Data extracted from a collection
--- BEGIN ---

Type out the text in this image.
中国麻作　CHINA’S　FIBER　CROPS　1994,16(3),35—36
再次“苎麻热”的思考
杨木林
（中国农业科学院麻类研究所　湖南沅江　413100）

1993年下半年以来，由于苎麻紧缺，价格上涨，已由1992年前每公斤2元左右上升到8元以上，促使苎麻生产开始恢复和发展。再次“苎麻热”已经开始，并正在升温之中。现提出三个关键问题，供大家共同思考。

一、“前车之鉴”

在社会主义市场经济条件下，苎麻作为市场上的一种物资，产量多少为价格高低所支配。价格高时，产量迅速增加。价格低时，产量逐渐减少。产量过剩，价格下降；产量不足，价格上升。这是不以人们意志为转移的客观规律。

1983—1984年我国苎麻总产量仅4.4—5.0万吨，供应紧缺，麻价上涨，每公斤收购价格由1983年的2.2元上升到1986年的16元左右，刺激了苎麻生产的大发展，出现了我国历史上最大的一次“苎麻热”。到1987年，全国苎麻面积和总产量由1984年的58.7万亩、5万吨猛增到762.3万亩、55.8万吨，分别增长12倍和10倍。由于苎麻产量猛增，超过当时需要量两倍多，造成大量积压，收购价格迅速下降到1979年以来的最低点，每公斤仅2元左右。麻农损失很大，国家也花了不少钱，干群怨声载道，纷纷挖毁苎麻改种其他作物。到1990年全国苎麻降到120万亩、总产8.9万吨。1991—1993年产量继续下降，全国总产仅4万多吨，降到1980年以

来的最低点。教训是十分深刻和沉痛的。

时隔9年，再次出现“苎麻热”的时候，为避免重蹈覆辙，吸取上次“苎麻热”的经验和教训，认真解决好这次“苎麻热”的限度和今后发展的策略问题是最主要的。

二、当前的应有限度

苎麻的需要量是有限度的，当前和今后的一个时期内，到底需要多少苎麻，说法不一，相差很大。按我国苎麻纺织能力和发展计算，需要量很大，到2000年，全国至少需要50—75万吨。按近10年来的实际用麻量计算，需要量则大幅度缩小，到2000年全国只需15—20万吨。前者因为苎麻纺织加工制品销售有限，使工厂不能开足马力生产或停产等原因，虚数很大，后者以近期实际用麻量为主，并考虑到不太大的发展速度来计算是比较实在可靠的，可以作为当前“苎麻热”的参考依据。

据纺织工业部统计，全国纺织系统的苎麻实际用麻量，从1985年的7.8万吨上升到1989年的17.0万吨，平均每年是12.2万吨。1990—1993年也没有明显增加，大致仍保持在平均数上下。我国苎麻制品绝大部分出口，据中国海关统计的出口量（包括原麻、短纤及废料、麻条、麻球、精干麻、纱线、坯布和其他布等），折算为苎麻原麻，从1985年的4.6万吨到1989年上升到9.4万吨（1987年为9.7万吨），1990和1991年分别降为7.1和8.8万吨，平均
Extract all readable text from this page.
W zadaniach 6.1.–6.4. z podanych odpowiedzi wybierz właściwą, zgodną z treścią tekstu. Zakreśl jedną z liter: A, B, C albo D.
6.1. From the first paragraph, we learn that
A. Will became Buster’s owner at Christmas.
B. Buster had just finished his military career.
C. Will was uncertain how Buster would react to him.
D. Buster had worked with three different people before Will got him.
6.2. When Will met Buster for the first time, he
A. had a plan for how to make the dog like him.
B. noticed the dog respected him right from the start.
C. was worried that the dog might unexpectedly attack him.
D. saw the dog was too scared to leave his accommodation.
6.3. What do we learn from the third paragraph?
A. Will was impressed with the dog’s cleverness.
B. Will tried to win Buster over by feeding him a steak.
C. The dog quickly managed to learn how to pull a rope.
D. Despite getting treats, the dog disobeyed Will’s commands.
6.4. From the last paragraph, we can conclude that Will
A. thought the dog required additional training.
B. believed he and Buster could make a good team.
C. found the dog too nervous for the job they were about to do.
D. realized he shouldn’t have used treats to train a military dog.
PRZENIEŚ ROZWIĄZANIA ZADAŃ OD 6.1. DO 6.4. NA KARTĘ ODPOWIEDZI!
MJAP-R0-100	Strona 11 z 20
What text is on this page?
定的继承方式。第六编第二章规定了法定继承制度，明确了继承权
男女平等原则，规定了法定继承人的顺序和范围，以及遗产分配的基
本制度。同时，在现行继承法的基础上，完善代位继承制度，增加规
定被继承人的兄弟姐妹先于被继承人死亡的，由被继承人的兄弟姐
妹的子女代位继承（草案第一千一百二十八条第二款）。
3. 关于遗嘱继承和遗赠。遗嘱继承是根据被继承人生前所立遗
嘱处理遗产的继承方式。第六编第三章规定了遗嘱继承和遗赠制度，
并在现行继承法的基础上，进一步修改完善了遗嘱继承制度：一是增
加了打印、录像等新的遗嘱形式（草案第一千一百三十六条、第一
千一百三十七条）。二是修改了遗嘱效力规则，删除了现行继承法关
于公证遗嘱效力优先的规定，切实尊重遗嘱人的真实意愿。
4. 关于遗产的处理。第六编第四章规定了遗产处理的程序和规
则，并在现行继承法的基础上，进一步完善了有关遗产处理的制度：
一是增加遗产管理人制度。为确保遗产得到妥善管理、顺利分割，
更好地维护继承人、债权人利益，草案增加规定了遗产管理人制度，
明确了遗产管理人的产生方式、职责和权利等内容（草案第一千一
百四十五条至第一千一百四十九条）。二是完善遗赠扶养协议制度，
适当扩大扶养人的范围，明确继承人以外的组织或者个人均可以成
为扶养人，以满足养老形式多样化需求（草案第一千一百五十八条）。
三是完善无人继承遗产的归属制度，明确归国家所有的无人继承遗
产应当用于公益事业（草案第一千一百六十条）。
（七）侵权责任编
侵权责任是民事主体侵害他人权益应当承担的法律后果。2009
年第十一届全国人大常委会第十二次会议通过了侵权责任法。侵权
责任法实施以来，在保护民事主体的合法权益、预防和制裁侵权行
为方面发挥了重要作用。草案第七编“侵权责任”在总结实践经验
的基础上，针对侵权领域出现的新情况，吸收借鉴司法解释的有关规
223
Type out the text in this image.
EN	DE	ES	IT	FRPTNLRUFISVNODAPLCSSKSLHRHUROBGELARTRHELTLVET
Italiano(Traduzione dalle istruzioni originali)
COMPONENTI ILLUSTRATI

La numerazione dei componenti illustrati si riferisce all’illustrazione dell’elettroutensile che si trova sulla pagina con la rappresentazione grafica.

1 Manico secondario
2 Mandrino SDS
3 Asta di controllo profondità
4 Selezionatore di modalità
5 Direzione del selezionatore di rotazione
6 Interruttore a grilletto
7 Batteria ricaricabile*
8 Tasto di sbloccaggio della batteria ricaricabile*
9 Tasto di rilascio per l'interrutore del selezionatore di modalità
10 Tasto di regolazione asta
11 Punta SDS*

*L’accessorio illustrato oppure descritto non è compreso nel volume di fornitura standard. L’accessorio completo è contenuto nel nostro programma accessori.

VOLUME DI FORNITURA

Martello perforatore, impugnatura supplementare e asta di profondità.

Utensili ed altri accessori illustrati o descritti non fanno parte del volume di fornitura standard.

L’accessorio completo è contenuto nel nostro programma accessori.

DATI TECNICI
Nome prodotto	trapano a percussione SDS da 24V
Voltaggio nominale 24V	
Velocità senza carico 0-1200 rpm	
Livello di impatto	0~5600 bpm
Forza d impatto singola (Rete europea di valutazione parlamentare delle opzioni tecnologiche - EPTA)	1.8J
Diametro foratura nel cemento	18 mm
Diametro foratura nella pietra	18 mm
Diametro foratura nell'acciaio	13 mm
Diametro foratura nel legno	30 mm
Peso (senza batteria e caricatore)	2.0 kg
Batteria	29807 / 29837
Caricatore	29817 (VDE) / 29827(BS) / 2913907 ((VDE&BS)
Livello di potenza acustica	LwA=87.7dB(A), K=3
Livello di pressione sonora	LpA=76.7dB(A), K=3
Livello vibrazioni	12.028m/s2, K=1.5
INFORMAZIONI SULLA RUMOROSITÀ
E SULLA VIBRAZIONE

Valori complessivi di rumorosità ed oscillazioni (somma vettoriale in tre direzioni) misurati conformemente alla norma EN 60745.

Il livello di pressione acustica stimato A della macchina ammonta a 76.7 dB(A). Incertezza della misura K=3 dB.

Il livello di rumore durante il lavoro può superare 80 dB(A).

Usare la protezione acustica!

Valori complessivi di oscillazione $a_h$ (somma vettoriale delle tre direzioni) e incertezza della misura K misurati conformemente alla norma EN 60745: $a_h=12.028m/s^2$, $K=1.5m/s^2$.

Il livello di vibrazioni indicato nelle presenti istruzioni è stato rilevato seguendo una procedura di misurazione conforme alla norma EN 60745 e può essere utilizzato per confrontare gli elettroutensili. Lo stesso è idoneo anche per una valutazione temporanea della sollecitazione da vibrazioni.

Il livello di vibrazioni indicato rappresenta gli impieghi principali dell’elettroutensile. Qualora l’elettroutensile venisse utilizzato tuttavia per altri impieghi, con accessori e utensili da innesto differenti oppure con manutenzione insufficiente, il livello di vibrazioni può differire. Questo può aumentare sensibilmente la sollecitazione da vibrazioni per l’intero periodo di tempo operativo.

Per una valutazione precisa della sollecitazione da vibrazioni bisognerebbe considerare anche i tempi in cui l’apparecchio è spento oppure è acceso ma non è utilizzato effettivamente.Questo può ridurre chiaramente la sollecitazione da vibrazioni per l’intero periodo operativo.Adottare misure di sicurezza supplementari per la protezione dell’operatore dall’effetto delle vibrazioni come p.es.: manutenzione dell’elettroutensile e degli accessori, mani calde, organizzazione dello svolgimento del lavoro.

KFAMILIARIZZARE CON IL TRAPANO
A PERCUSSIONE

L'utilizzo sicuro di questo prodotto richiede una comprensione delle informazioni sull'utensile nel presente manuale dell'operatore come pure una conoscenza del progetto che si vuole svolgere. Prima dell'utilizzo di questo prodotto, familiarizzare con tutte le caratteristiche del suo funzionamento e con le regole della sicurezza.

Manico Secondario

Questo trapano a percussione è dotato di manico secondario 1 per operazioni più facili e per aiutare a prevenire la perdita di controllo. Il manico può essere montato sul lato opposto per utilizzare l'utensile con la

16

--- END ---

Which lines contain the word "conformemente"? Copy each of them.

Valori complessivi di rumorosità ed oscillazioni (somma vettoriale in tre direzioni) misurati conformemente alla norma EN 60745.
Valori complessivi di oscillazione $a_h$ (somma vettoriale delle tre direzioni) e incertezza della misura K misurati conformemente alla norma EN 60745: $a_h=12.028m/s^2$, $K=1.5m/s^2$.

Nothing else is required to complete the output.